— Start of RECORDED DATA —
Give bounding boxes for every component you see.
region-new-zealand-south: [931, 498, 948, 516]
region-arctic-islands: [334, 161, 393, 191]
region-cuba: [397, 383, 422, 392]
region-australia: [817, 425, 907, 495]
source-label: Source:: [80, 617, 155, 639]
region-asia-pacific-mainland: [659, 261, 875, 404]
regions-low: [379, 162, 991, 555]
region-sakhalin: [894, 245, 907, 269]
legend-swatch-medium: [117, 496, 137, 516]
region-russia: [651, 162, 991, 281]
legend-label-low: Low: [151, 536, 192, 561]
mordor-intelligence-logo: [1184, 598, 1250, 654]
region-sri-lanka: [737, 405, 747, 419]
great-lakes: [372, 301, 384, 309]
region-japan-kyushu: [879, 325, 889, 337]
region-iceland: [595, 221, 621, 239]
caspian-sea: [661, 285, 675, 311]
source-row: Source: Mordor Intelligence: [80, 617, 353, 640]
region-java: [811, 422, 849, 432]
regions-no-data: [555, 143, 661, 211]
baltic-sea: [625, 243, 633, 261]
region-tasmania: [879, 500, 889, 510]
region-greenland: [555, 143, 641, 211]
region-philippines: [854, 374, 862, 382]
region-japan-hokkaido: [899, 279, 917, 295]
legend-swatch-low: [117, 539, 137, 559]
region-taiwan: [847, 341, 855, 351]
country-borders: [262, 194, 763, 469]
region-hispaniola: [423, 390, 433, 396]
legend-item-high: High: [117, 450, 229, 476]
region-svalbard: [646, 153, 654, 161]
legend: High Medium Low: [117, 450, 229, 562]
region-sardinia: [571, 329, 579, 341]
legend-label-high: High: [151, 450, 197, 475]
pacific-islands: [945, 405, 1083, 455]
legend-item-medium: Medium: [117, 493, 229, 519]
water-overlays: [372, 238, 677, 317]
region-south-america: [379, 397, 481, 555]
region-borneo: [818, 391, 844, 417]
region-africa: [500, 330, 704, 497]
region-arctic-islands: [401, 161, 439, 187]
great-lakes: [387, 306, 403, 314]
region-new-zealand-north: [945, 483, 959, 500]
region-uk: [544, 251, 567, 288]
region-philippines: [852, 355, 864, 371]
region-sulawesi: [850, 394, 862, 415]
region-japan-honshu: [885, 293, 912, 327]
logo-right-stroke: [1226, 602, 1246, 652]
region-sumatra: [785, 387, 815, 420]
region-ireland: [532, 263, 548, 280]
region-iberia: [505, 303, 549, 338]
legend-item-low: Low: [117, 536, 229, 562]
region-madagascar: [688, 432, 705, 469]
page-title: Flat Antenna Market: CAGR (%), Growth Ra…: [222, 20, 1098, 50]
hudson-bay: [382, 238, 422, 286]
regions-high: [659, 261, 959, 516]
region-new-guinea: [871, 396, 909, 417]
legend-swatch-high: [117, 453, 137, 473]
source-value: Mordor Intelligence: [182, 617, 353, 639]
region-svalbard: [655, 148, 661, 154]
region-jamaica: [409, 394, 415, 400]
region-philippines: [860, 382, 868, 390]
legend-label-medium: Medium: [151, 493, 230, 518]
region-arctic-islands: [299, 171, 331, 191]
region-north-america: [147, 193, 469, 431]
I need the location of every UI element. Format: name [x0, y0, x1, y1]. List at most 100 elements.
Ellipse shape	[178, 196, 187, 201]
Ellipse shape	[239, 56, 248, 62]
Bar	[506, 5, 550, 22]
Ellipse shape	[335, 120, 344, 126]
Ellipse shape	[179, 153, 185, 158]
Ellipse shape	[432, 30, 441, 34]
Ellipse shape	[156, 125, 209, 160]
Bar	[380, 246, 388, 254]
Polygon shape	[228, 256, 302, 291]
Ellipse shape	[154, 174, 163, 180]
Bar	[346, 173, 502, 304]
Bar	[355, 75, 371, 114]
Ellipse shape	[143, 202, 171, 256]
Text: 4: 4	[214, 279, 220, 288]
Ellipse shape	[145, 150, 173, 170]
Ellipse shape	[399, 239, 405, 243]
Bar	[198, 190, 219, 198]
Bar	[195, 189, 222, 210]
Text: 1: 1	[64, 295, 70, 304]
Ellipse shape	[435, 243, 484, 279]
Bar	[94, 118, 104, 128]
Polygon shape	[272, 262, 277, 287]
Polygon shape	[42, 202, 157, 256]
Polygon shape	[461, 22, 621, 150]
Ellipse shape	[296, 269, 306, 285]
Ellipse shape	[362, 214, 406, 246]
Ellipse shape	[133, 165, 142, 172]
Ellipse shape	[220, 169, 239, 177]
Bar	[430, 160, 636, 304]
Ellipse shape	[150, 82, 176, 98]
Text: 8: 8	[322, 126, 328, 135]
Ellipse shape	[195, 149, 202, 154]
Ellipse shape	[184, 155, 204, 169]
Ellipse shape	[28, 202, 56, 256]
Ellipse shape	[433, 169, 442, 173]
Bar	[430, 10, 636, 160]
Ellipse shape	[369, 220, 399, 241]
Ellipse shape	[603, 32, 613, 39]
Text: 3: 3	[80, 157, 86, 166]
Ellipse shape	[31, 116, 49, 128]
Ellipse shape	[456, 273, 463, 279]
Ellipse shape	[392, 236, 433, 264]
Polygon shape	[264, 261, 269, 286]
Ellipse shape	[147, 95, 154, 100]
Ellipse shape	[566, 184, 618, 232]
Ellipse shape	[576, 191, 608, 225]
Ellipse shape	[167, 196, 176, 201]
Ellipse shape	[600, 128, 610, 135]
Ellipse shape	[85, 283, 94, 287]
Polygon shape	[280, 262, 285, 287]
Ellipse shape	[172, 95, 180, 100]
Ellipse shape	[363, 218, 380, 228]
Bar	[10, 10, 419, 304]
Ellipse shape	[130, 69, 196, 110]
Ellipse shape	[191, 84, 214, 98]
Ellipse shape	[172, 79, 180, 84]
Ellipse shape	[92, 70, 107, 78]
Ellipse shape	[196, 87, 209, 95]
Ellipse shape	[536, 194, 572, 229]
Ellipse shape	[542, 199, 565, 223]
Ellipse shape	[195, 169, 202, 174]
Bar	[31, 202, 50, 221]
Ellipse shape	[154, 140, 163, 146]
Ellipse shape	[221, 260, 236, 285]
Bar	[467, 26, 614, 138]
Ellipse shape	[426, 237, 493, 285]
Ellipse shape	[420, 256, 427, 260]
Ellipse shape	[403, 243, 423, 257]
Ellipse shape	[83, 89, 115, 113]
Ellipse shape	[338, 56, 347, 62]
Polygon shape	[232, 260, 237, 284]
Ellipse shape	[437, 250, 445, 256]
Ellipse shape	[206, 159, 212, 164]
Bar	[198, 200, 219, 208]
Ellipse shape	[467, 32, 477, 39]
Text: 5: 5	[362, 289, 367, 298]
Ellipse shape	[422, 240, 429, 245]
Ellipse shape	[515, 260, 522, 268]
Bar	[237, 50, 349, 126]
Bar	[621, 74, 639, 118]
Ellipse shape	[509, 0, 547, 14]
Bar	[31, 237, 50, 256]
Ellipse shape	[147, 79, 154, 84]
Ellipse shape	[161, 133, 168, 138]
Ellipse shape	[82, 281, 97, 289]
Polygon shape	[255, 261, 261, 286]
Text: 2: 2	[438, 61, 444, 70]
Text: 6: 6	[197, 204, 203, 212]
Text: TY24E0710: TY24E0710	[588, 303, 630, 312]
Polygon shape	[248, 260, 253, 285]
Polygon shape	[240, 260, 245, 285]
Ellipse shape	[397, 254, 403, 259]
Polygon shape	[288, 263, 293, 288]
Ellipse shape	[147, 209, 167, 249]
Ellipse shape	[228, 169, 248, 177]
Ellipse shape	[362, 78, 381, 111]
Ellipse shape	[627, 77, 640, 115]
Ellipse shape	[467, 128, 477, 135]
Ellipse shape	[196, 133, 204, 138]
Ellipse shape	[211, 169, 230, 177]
— End of RECORDED DATA —
GOAL
Rewrite the listing with "great-lakes" changed to "lakes-region" throughout, leaving everything else the same.

SOLVED PROBLEM
Give bounding boxes for every component you see.
region-new-zealand-south: [931, 498, 948, 516]
region-arctic-islands: [334, 161, 393, 191]
region-cuba: [397, 383, 422, 392]
region-australia: [817, 425, 907, 495]
source-label: Source:: [80, 617, 155, 639]
region-asia-pacific-mainland: [659, 261, 875, 404]
regions-low: [379, 162, 991, 555]
region-sakhalin: [894, 245, 907, 269]
legend-swatch-medium: [117, 496, 137, 516]
region-russia: [651, 162, 991, 281]
legend-label-low: Low: [151, 536, 192, 561]
mordor-intelligence-logo: [1184, 598, 1250, 654]
region-sri-lanka: [737, 405, 747, 419]
lakes-region: [372, 301, 384, 309]
region-japan-kyushu: [879, 325, 889, 337]
region-iceland: [595, 221, 621, 239]
caspian-sea: [661, 285, 675, 311]
source-row: Source: Mordor Intelligence: [80, 617, 353, 640]
region-java: [811, 422, 849, 432]
regions-no-data: [555, 143, 661, 211]
baltic-sea: [625, 243, 633, 261]
region-tasmania: [879, 500, 889, 510]
region-greenland: [555, 143, 641, 211]
region-philippines: [854, 374, 862, 382]
region-japan-hokkaido: [899, 279, 917, 295]
legend-swatch-low: [117, 539, 137, 559]
region-taiwan: [847, 341, 855, 351]
country-borders: [262, 194, 763, 469]
region-hispaniola: [423, 390, 433, 396]
legend-item-high: High: [117, 450, 229, 476]
region-svalbard: [646, 153, 654, 161]
legend: High Medium Low: [117, 450, 229, 562]
region-sardinia: [571, 329, 579, 341]
legend-label-high: High: [151, 450, 197, 475]
pacific-islands: [945, 405, 1083, 455]
legend-item-medium: Medium: [117, 493, 229, 519]
water-overlays: [372, 238, 677, 317]
region-south-america: [379, 397, 481, 555]
region-borneo: [818, 391, 844, 417]
region-africa: [500, 330, 704, 497]
region-arctic-islands: [401, 161, 439, 187]
lakes-region: [387, 306, 403, 314]
region-new-zealand-north: [945, 483, 959, 500]
region-uk: [544, 251, 567, 288]
region-philippines: [852, 355, 864, 371]
region-sulawesi: [850, 394, 862, 415]
region-japan-honshu: [885, 293, 912, 327]
logo-right-stroke: [1226, 602, 1246, 652]
region-sumatra: [785, 387, 815, 420]
region-ireland: [532, 263, 548, 280]
region-iberia: [505, 303, 549, 338]
legend-item-low: Low: [117, 536, 229, 562]
region-madagascar: [688, 432, 705, 469]
page-title: Flat Antenna Market: CAGR (%), Growth Ra…: [222, 20, 1098, 50]
hudson-bay: [382, 238, 422, 286]
regions-high: [659, 261, 959, 516]
region-new-guinea: [871, 396, 909, 417]
legend-swatch-high: [117, 453, 137, 473]
source-value: Mordor Intelligence: [182, 617, 353, 639]
region-svalbard: [655, 148, 661, 154]
region-jamaica: [409, 394, 415, 400]
region-philippines: [860, 382, 868, 390]
legend-label-medium: Medium: [151, 493, 230, 518]
region-arctic-islands: [299, 171, 331, 191]
region-north-america: [147, 193, 469, 431]
I need the location of every UI element. Format: name [x0, y0, x1, y1]. List at most 100 elements.
Ellipse shape	[178, 196, 187, 201]
Ellipse shape	[239, 56, 248, 62]
Bar	[506, 5, 550, 22]
Ellipse shape	[335, 120, 344, 126]
Ellipse shape	[179, 153, 185, 158]
Ellipse shape	[432, 30, 441, 34]
Ellipse shape	[156, 125, 209, 160]
Bar	[380, 246, 388, 254]
Polygon shape	[228, 256, 302, 291]
Ellipse shape	[154, 174, 163, 180]
Bar	[346, 173, 502, 304]
Bar	[355, 75, 371, 114]
Ellipse shape	[143, 202, 171, 256]
Text: 4: 4	[214, 279, 220, 288]
Ellipse shape	[145, 150, 173, 170]
Ellipse shape	[399, 239, 405, 243]
Bar	[198, 190, 219, 198]
Bar	[195, 189, 222, 210]
Text: 1: 1	[64, 295, 70, 304]
Ellipse shape	[435, 243, 484, 279]
Bar	[94, 118, 104, 128]
Polygon shape	[272, 262, 277, 287]
Polygon shape	[42, 202, 157, 256]
Polygon shape	[461, 22, 621, 150]
Ellipse shape	[296, 269, 306, 285]
Ellipse shape	[362, 214, 406, 246]
Ellipse shape	[133, 165, 142, 172]
Ellipse shape	[220, 169, 239, 177]
Bar	[430, 160, 636, 304]
Ellipse shape	[150, 82, 176, 98]
Text: 8: 8	[322, 126, 328, 135]
Ellipse shape	[195, 149, 202, 154]
Ellipse shape	[184, 155, 204, 169]
Ellipse shape	[28, 202, 56, 256]
Ellipse shape	[433, 169, 442, 173]
Bar	[430, 10, 636, 160]
Ellipse shape	[369, 220, 399, 241]
Ellipse shape	[603, 32, 613, 39]
Text: 3: 3	[80, 157, 86, 166]
Ellipse shape	[31, 116, 49, 128]
Ellipse shape	[456, 273, 463, 279]
Ellipse shape	[392, 236, 433, 264]
Polygon shape	[264, 261, 269, 286]
Ellipse shape	[147, 95, 154, 100]
Ellipse shape	[566, 184, 618, 232]
Ellipse shape	[576, 191, 608, 225]
Ellipse shape	[167, 196, 176, 201]
Ellipse shape	[600, 128, 610, 135]
Ellipse shape	[85, 283, 94, 287]
Polygon shape	[280, 262, 285, 287]
Ellipse shape	[172, 95, 180, 100]
Ellipse shape	[363, 218, 380, 228]
Bar	[10, 10, 419, 304]
Ellipse shape	[130, 69, 196, 110]
Ellipse shape	[191, 84, 214, 98]
Ellipse shape	[172, 79, 180, 84]
Ellipse shape	[92, 70, 107, 78]
Ellipse shape	[196, 87, 209, 95]
Ellipse shape	[536, 194, 572, 229]
Ellipse shape	[542, 199, 565, 223]
Ellipse shape	[195, 169, 202, 174]
Bar	[31, 202, 50, 221]
Ellipse shape	[154, 140, 163, 146]
Ellipse shape	[221, 260, 236, 285]
Bar	[467, 26, 614, 138]
Ellipse shape	[426, 237, 493, 285]
Ellipse shape	[420, 256, 427, 260]
Ellipse shape	[403, 243, 423, 257]
Ellipse shape	[83, 89, 115, 113]
Ellipse shape	[338, 56, 347, 62]
Polygon shape	[232, 260, 237, 284]
Ellipse shape	[437, 250, 445, 256]
Ellipse shape	[206, 159, 212, 164]
Bar	[198, 200, 219, 208]
Ellipse shape	[467, 32, 477, 39]
Text: 5: 5	[362, 289, 367, 298]
Ellipse shape	[422, 240, 429, 245]
Ellipse shape	[515, 260, 522, 268]
Bar	[237, 50, 349, 126]
Bar	[621, 74, 639, 118]
Ellipse shape	[509, 0, 547, 14]
Bar	[31, 237, 50, 256]
Ellipse shape	[147, 79, 154, 84]
Ellipse shape	[161, 133, 168, 138]
Ellipse shape	[82, 281, 97, 289]
Polygon shape	[255, 261, 261, 286]
Text: 2: 2	[438, 61, 444, 70]
Text: 6: 6	[197, 204, 203, 212]
Text: TY24E0710: TY24E0710	[588, 303, 630, 312]
Polygon shape	[248, 260, 253, 285]
Polygon shape	[240, 260, 245, 285]
Ellipse shape	[397, 254, 403, 259]
Polygon shape	[288, 263, 293, 288]
Ellipse shape	[147, 209, 167, 249]
Ellipse shape	[228, 169, 248, 177]
Ellipse shape	[362, 78, 381, 111]
Ellipse shape	[627, 77, 640, 115]
Ellipse shape	[467, 128, 477, 135]
Ellipse shape	[196, 133, 204, 138]
Ellipse shape	[211, 169, 230, 177]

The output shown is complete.